- _Problem statement_: Tally the lines in the following entries that include the word "Short"; state only the total.

- _Data for this task_:
+ + + +

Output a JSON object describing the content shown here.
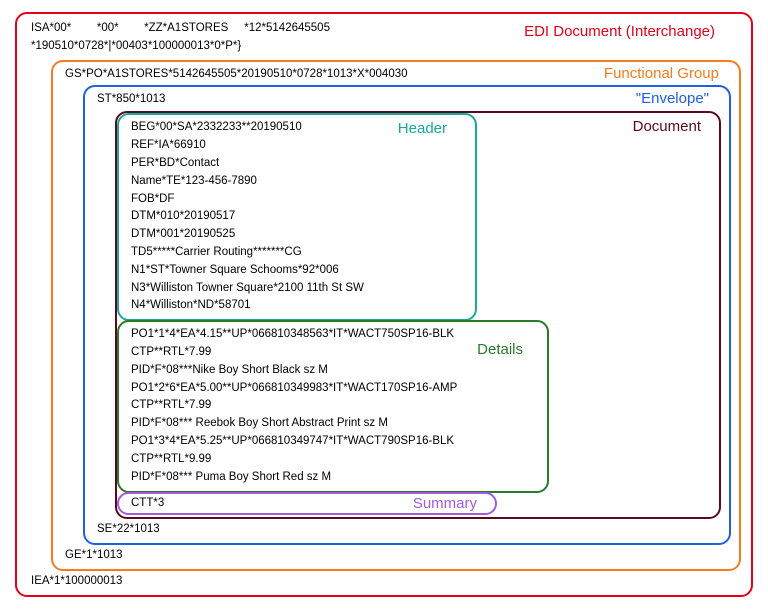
{
  "interchange": {
    "label": "EDI Document (Interchange)",
    "top1": "ISA*00*        *00*        *ZZ*A1STORES     *12*5142645505",
    "top2": "*190510*0728*|*00403*100000013*0*P*}",
    "bottom": "IEA*1*100000013"
  },
  "funcgroup": {
    "label": "Functional Group",
    "top": "GS*PO*A1STORES*5142645505*20190510*0728*1013*X*004030",
    "bottom": "GE*1*1013"
  },
  "envelope": {
    "label": "\"Envelope\"",
    "top": "ST*850*1013",
    "bottom": "SE*22*1013"
  },
  "document": {
    "label": "Document"
  },
  "header": {
    "label": "Header",
    "l1": "BEG*00*SA*2332233**20190510",
    "l2": "REF*IA*66910",
    "l3": "PER*BD*Contact",
    "l4": "Name*TE*123-456-7890",
    "l5": "FOB*DF",
    "l6": "DTM*010*20190517",
    "l7": "DTM*001*20190525",
    "l8": "TD5*****Carrier Routing*******CG",
    "l9": "N1*ST*Towner Square Schooms*92*006",
    "l10": "N3*Williston Towner Square*2100 11th St SW",
    "l11": "N4*Williston*ND*58701"
  },
  "details": {
    "label": "Details",
    "l1": "PO1*1*4*EA*4.15**UP*066810348563*IT*WACT750SP16-BLK",
    "l2": "CTP**RTL*7.99",
    "l3": "PID*F*08***Nike Boy Short Black sz M",
    "l4": "PO1*2*6*EA*5.00**UP*066810349983*IT*WACT170SP16-AMP",
    "l5": "CTP**RTL*7.99",
    "l6": "PID*F*08*** Reebok Boy Short Abstract Print sz M",
    "l7": "PO1*3*4*EA*5.25**UP*066810349747*IT*WACT790SP16-BLK",
    "l8": "CTP**RTL*9.99",
    "l9": "PID*F*08*** Puma Boy Short Red sz M"
  },
  "summary": {
    "label": "Summary",
    "l1": "CTT*3"
  }
}
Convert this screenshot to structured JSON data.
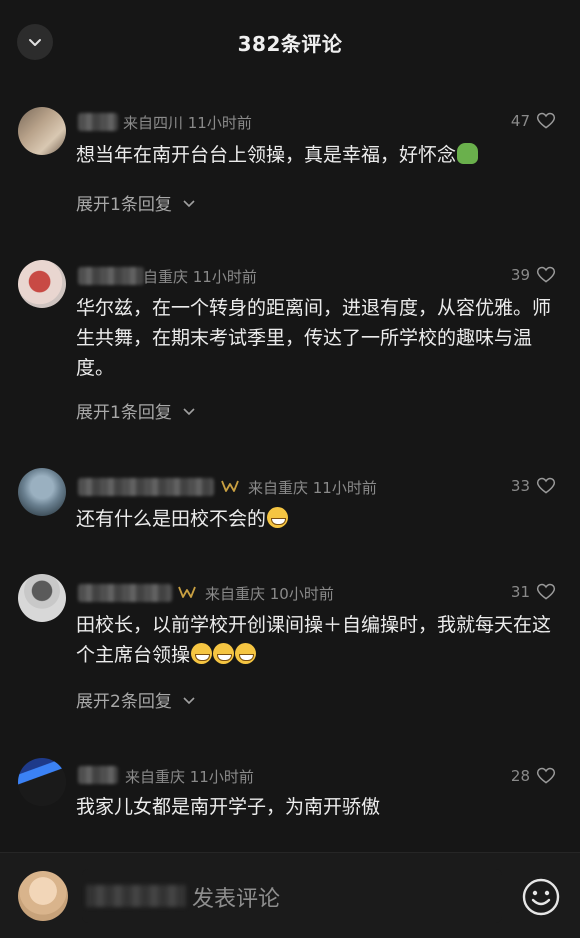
{
  "header": {
    "title": "382条评论"
  },
  "comments": [
    {
      "meta": "来自四川 11小时前",
      "likes": "47",
      "text": "想当年在南开台台上领操，真是幸福，好怀念",
      "expand": "展开1条回复"
    },
    {
      "meta": "自重庆 11小时前",
      "likes": "39",
      "text": "华尔兹，在一个转身的距离间，进退有度，从容优雅。师生共舞，在期末考试季里，传达了一所学校的趣味与温度。",
      "expand": "展开1条回复"
    },
    {
      "meta": "来自重庆 11小时前",
      "likes": "33",
      "text": "还有什么是田校不会的"
    },
    {
      "meta": "来自重庆 10小时前",
      "likes": "31",
      "text": "田校长，以前学校开创课间操＋自编操时，我就每天在这个主席台领操",
      "expand": "展开2条回复"
    },
    {
      "meta": "来自重庆 11小时前",
      "likes": "28",
      "text": "我家儿女都是南开学子，为南开骄傲"
    }
  ],
  "composer": {
    "placeholder": "发表评论"
  },
  "icons": {
    "back": "chevron-down-icon",
    "like": "heart-outline-icon",
    "expand": "chevron-down-icon",
    "emoji": "smiley-icon",
    "badge": "crown-badge-icon"
  },
  "colors": {
    "background": "#161616",
    "badge": "#c9a042"
  }
}
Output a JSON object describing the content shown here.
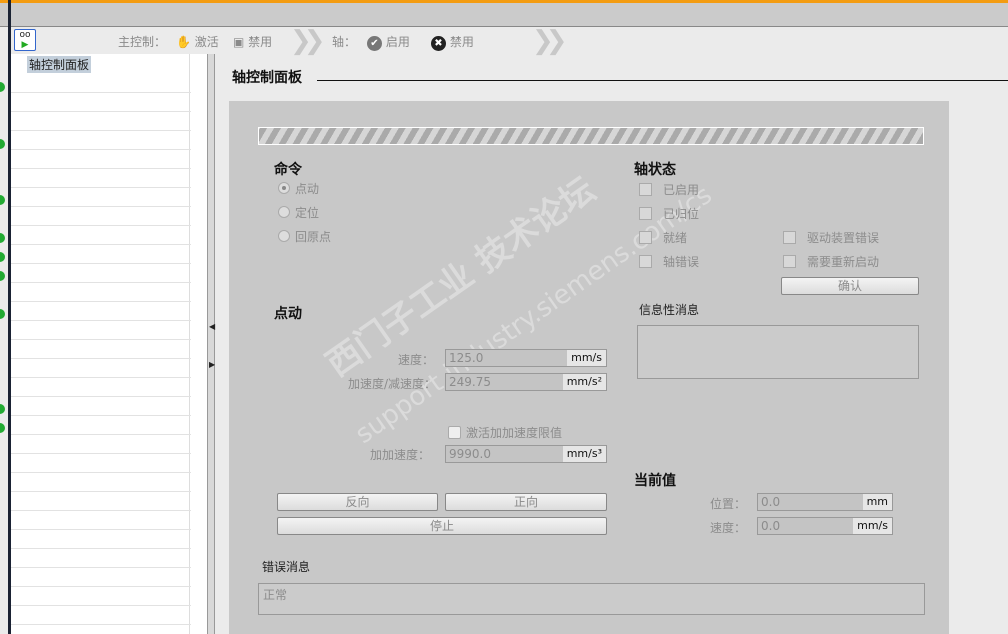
{
  "toolbar": {
    "main_control_label": "主控制：",
    "activate": "激活",
    "disable": "禁用",
    "axis_label": "轴：",
    "enable": "启用",
    "axis_disable": "禁用"
  },
  "tree": {
    "selected": "轴控制面板"
  },
  "page_title": "轴控制面板",
  "command": {
    "title": "命令",
    "options": [
      "点动",
      "定位",
      "回原点"
    ],
    "selected": 0
  },
  "axis_status": {
    "title": "轴状态",
    "left": [
      "已启用",
      "已归位",
      "就绪",
      "轴错误"
    ],
    "right": [
      "驱动装置错误",
      "需要重新启动"
    ],
    "confirm": "确认"
  },
  "info": {
    "title": "信息性消息",
    "text": ""
  },
  "jog": {
    "title": "点动",
    "speed_label": "速度：",
    "speed": "125.0",
    "speed_unit": "mm/s",
    "acc_label": "加速度/减速度：",
    "acc": "249.75",
    "acc_unit": "mm/s²",
    "jerk_enable": "激活加加速度限值",
    "jerk_label": "加加速度：",
    "jerk": "9990.0",
    "jerk_unit": "mm/s³",
    "reverse": "反向",
    "forward": "正向",
    "stop": "停止"
  },
  "current": {
    "title": "当前值",
    "pos_label": "位置：",
    "pos": "0.0",
    "pos_unit": "mm",
    "speed_label": "速度：",
    "speed": "0.0",
    "speed_unit": "mm/s"
  },
  "error": {
    "title": "错误消息",
    "text": "正常"
  },
  "watermark": {
    "line1": "西门子工业 技术论坛",
    "line2": "support.industry.siemens.com/cs"
  }
}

+ + + +

- _Task solution_: 3